--- START ---
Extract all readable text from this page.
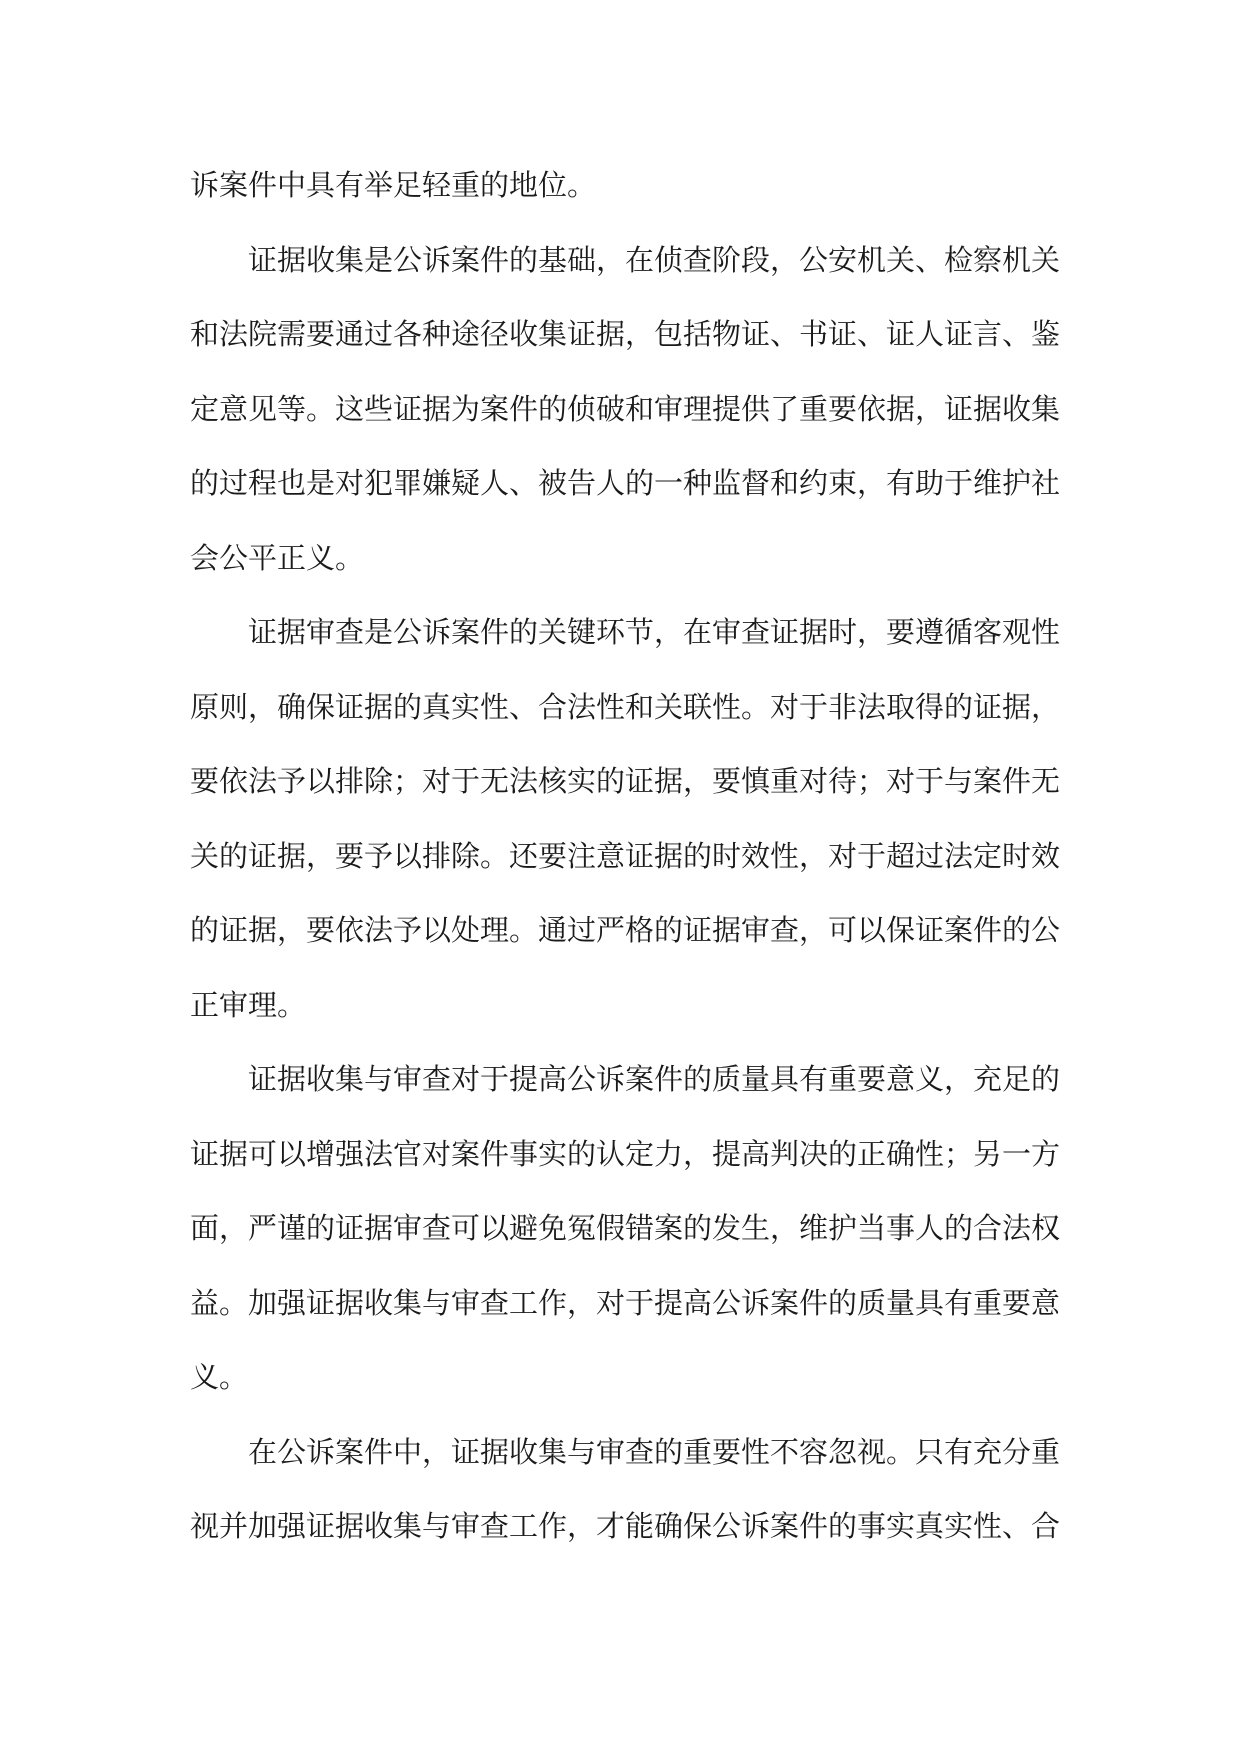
诉案件中具有举足轻重的地位。

证据收集是公诉案件的基础，在侦查阶段，公安机关、检察机关和法院需要通过各种途径收集证据，包括物证、书证、证人证言、鉴定意见等。这些证据为案件的侦破和审理提供了重要依据，证据收集的过程也是对犯罪嫌疑人、被告人的一种监督和约束，有助于维护社会公平正义。

证据审查是公诉案件的关键环节，在审查证据时，要遵循客观性原则，确保证据的真实性、合法性和关联性。对于非法取得的证据，要依法予以排除；对于无法核实的证据，要慎重对待；对于与案件无关的证据，要予以排除。还要注意证据的时效性，对于超过法定时效的证据，要依法予以处理。通过严格的证据审查，可以保证案件的公正审理。

证据收集与审查对于提高公诉案件的质量具有重要意义，充足的证据可以增强法官对案件事实的认定力，提高判决的正确性；另一方面，严谨的证据审查可以避免冤假错案的发生，维护当事人的合法权益。加强证据收集与审查工作，对于提高公诉案件的质量具有重要意义。

在公诉案件中，证据收集与审查的重要性不容忽视。只有充分重视并加强证据收集与审查工作，才能确保公诉案件的事实真实性、合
--- END ---
Copy every record above exactly, leaving out the pictures.

Final result:
Extract all readable text from this page.
诉案件中具有举足轻重的地位。

证据收集是公诉案件的基础，在侦查阶段，公安机关、检察机关和法院需要通过各种途径收集证据，包括物证、书证、证人证言、鉴定意见等。这些证据为案件的侦破和审理提供了重要依据，证据收集的过程也是对犯罪嫌疑人、被告人的一种监督和约束，有助于维护社会公平正义。

证据审查是公诉案件的关键环节，在审查证据时，要遵循客观性原则，确保证据的真实性、合法性和关联性。对于非法取得的证据，要依法予以排除；对于无法核实的证据，要慎重对待；对于与案件无关的证据，要予以排除。还要注意证据的时效性，对于超过法定时效的证据，要依法予以处理。通过严格的证据审查，可以保证案件的公正审理。

证据收集与审查对于提高公诉案件的质量具有重要意义，充足的证据可以增强法官对案件事实的认定力，提高判决的正确性；另一方面，严谨的证据审查可以避免冤假错案的发生，维护当事人的合法权益。加强证据收集与审查工作，对于提高公诉案件的质量具有重要意义。

在公诉案件中，证据收集与审查的重要性不容忽视。只有充分重视并加强证据收集与审查工作，才能确保公诉案件的事实真实性、合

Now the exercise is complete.